Problem details.
Copy all lines in which the word "name" can be found.

◆ ◆ ◆ ◆ ◆ ◆ ◆

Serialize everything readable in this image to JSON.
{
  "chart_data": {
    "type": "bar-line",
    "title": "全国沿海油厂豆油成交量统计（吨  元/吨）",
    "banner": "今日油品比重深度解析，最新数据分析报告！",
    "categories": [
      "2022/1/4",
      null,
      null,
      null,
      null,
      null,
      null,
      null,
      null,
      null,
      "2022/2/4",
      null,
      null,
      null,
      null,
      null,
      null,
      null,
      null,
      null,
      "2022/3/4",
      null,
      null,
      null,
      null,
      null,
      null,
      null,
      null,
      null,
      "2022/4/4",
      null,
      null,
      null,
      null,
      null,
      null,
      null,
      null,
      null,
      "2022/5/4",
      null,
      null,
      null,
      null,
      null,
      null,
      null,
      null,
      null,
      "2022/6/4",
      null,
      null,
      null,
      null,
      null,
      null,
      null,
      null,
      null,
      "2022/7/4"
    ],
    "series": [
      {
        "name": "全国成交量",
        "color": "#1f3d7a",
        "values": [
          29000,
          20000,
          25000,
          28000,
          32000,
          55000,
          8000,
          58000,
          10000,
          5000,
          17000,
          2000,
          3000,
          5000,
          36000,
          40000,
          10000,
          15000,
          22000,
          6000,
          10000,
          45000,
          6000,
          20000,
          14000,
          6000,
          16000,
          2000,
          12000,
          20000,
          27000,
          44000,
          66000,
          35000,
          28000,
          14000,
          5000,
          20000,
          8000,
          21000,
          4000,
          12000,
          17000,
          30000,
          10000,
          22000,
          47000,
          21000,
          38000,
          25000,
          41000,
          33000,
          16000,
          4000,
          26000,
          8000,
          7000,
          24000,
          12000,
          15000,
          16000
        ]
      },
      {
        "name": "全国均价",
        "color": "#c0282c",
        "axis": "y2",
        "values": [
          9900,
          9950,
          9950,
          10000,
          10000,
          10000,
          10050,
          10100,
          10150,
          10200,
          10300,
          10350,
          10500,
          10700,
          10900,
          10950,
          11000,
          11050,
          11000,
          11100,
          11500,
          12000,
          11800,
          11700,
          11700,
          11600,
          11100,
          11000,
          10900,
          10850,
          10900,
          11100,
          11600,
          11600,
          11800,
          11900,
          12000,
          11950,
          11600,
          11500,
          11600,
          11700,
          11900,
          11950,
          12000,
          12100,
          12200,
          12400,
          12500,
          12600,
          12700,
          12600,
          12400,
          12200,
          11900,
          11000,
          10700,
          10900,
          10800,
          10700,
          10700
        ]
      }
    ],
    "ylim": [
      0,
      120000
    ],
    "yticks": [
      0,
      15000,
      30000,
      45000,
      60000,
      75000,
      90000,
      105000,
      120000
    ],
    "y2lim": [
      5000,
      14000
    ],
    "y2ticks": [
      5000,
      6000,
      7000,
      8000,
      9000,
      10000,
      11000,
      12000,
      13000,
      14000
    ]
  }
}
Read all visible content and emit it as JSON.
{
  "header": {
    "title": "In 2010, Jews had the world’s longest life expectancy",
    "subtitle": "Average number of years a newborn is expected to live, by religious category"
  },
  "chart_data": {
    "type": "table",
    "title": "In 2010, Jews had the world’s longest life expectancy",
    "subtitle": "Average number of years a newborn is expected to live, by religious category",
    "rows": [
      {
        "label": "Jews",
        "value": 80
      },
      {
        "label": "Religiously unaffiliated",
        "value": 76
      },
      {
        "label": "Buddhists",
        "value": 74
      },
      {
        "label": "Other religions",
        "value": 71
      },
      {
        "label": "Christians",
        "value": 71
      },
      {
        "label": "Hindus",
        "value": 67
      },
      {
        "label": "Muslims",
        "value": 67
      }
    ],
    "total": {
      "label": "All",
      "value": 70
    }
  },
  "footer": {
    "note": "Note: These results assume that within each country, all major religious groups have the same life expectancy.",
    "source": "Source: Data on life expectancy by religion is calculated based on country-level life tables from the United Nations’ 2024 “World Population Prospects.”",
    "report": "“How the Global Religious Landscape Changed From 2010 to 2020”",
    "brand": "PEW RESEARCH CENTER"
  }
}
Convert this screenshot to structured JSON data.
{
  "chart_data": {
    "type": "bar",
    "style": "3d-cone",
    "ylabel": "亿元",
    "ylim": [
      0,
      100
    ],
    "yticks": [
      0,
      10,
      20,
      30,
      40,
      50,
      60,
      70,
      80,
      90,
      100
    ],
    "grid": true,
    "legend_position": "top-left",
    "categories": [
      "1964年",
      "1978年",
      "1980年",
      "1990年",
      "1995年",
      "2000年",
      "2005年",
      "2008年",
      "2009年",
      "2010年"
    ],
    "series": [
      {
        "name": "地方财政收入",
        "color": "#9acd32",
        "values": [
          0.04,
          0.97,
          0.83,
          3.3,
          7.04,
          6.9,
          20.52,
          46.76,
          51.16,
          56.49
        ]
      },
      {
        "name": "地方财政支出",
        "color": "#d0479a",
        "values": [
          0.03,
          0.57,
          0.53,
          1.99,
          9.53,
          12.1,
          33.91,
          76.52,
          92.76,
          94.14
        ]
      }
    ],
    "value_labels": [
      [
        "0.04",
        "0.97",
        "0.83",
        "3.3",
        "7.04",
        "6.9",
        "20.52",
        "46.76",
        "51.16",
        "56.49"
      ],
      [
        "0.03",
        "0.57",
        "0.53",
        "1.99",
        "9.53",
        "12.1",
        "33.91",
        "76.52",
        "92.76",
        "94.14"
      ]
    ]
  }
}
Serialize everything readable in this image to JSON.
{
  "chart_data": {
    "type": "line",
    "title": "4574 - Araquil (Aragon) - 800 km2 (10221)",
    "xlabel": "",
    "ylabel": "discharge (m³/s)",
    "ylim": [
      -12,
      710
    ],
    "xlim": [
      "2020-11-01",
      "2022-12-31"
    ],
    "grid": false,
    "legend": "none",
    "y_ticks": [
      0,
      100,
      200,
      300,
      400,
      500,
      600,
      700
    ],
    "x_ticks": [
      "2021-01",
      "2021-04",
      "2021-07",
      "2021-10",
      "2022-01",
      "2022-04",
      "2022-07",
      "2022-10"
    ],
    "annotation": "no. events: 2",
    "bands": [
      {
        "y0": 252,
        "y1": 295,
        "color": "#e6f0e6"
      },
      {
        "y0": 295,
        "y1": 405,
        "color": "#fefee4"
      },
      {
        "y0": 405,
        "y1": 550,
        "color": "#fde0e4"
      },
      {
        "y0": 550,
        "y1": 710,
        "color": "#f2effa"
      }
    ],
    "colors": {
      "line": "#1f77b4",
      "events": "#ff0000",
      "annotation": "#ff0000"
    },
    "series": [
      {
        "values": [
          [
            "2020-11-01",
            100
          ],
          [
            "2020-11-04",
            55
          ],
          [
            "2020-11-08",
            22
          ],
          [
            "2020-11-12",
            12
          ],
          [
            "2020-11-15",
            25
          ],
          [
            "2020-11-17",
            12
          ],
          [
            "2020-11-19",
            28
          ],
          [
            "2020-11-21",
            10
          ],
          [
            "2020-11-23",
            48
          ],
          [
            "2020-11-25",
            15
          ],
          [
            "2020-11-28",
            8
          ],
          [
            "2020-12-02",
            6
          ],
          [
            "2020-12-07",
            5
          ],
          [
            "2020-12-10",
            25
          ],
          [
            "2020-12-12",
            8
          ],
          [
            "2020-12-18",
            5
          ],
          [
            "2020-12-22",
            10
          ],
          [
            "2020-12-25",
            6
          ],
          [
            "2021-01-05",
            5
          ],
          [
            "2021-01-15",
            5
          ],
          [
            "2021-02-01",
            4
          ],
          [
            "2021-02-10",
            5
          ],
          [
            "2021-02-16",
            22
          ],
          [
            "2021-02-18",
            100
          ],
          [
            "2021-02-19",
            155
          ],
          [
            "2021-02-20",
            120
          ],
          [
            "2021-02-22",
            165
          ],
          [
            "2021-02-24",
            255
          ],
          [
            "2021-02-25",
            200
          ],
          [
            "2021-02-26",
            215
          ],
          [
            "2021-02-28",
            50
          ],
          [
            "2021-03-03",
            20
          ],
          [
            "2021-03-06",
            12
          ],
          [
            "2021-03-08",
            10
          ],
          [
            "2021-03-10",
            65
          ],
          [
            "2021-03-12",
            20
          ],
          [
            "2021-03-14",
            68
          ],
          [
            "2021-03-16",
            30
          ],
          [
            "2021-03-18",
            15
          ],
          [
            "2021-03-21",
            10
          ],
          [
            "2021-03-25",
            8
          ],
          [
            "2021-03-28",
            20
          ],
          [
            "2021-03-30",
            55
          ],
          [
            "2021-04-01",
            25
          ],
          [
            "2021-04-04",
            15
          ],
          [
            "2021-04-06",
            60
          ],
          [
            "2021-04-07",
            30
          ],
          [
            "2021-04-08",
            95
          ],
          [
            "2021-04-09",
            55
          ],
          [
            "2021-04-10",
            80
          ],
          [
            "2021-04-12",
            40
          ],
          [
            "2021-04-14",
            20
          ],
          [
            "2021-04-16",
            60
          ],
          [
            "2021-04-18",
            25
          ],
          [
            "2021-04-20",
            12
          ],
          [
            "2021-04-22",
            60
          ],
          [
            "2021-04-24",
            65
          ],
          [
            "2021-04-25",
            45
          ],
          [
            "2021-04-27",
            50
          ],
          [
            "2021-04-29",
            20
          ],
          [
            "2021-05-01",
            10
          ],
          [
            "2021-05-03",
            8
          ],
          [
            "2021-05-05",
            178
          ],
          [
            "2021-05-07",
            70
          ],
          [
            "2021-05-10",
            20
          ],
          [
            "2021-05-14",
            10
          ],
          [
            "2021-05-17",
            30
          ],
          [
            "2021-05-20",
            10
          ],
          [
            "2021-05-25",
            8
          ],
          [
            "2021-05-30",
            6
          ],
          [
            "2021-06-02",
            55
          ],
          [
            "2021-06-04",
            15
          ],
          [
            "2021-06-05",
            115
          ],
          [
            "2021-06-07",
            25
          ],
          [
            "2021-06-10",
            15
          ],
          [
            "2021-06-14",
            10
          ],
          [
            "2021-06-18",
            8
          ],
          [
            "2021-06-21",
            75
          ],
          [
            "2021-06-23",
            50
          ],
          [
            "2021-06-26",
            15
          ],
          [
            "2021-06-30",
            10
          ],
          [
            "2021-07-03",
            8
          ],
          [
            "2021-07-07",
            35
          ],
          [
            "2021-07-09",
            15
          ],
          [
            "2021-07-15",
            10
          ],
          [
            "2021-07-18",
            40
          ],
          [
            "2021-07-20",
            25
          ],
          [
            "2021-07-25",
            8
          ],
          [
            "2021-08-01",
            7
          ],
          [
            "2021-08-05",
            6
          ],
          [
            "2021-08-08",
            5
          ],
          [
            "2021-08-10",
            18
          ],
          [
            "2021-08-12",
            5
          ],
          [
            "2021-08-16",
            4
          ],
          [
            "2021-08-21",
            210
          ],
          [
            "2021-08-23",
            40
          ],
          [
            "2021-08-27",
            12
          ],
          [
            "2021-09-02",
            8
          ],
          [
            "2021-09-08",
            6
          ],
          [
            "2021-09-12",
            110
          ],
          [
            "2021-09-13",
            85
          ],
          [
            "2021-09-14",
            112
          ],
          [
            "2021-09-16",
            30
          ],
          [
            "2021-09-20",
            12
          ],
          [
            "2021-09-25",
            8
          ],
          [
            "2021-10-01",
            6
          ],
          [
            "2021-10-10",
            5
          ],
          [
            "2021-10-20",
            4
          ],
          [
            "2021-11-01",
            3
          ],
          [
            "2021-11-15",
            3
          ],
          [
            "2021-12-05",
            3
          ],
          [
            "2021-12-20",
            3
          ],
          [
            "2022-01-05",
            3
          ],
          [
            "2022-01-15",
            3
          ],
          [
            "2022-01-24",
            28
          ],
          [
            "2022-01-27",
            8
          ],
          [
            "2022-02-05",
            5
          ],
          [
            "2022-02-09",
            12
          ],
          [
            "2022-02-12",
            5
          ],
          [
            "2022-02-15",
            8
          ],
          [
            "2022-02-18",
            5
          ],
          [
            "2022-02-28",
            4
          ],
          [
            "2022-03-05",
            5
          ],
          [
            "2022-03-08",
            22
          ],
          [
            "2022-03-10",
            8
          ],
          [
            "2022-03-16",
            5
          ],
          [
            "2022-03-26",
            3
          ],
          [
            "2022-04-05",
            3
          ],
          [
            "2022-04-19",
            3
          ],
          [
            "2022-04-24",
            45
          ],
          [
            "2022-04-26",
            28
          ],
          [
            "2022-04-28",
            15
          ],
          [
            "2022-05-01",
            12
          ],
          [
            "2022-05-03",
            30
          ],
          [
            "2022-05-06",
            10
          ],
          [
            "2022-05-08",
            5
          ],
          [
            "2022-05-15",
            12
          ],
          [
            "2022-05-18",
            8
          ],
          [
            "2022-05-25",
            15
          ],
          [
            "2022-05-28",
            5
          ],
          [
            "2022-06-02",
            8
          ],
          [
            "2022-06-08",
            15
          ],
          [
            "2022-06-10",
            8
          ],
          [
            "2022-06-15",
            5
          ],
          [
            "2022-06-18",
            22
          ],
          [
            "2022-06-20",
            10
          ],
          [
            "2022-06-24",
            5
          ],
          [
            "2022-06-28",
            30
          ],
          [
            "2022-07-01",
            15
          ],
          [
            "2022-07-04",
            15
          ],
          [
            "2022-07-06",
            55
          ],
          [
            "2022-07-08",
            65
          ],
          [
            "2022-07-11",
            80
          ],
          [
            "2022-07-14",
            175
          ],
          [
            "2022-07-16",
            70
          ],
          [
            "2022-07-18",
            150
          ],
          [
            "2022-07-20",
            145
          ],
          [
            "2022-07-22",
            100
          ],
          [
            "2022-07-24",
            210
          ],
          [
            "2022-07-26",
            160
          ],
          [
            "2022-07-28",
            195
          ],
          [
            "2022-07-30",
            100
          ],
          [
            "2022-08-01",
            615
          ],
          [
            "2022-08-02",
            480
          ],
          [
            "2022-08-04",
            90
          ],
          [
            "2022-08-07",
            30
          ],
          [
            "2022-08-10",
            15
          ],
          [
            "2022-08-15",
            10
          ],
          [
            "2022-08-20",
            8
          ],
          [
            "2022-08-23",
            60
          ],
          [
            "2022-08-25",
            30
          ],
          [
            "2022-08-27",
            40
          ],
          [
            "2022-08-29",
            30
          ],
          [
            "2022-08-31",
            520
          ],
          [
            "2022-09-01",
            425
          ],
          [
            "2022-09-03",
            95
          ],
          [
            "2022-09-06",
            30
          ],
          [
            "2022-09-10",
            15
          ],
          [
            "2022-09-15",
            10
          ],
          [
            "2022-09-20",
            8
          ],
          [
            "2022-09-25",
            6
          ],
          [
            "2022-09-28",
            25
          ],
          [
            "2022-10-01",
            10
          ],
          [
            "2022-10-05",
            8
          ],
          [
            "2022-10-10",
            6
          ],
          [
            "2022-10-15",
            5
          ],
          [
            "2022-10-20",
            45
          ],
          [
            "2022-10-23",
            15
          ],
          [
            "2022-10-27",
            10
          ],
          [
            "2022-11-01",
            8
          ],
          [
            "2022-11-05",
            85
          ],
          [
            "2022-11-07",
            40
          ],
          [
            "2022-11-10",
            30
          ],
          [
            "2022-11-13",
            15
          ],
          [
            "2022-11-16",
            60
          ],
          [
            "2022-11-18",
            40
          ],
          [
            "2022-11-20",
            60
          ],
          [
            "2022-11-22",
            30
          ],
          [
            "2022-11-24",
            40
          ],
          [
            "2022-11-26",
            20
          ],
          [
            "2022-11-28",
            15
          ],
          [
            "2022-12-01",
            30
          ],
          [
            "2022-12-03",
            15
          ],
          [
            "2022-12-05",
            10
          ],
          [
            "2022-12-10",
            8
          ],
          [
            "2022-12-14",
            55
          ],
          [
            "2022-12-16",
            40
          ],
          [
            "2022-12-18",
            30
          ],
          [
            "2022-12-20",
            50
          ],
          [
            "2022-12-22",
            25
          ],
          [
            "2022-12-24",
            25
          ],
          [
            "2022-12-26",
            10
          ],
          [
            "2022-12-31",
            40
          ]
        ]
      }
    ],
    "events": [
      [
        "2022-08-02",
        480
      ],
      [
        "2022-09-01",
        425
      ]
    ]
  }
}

◆ ◆ ◆ ◆ ◆ ◆ ◆

Written solution.
        "name": "全国成交量",
        "name": "全国均价",
        "name": "地方财政收入",
        "name": "地方财政支出",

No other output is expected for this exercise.